## Start RECORDS SUPPLIED
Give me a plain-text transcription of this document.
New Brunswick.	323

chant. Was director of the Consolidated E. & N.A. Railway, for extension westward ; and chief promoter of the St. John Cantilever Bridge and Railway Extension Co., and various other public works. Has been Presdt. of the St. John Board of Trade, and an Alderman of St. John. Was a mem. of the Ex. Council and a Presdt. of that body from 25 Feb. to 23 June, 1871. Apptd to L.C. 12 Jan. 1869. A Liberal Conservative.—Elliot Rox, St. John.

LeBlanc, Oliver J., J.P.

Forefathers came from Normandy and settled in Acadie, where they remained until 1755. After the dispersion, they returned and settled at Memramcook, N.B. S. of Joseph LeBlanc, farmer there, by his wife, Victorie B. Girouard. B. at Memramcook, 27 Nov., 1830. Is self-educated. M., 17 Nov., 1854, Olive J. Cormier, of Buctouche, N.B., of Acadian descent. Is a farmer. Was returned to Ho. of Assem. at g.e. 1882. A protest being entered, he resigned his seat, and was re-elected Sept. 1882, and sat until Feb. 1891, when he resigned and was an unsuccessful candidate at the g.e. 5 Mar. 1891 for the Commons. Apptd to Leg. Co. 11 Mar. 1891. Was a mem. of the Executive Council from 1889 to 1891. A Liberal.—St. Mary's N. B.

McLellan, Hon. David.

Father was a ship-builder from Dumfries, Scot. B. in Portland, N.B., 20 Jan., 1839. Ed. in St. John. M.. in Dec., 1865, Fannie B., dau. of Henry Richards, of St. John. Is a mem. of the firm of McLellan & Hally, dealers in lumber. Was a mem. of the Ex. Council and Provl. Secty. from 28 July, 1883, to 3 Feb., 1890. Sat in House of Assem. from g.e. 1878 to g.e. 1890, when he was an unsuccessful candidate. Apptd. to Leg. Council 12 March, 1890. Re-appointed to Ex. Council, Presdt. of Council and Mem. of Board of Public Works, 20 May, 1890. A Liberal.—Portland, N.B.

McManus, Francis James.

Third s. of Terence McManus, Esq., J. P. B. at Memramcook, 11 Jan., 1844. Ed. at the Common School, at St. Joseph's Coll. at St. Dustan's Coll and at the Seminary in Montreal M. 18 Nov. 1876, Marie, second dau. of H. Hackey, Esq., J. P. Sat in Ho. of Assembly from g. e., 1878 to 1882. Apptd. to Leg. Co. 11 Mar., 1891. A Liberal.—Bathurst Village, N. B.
## End RECORDS SUPPLIED
# EXERCISE REQUIREMENTS:
Pull out every line of the entries that includes the word "Presdt".

# EXPECTED OUTPUT:
chant. Was director of the Consolidated E. & N.A. Railway, for extension westward ; and chief promoter of the St. John Cantilever Bridge and Railway Extension Co., and various other public works. Has been Presdt. of the St. John Board of Trade, and an Alderman of St. John. Was a mem. of the Ex. Council and a Presdt. of that body from 25 Feb. to 23 June, 1871. Apptd to L.C. 12 Jan. 1869. A Liberal Conservative.—Elliot Rox, St. John.
Father was a ship-builder from Dumfries, Scot. B. in Portland, N.B., 20 Jan., 1839. Ed. in St. John. M.. in Dec., 1865, Fannie B., dau. of Henry Richards, of St. John. Is a mem. of the firm of McLellan & Hally, dealers in lumber. Was a mem. of the Ex. Council and Provl. Secty. from 28 July, 1883, to 3 Feb., 1890. Sat in House of Assem. from g.e. 1878 to g.e. 1890, when he was an unsuccessful candidate. Apptd. to Leg. Council 12 March, 1890. Re-appointed to Ex. Council, Presdt. of Council and Mem. of Board of Public Works, 20 May, 1890. A Liberal.—Portland, N.B.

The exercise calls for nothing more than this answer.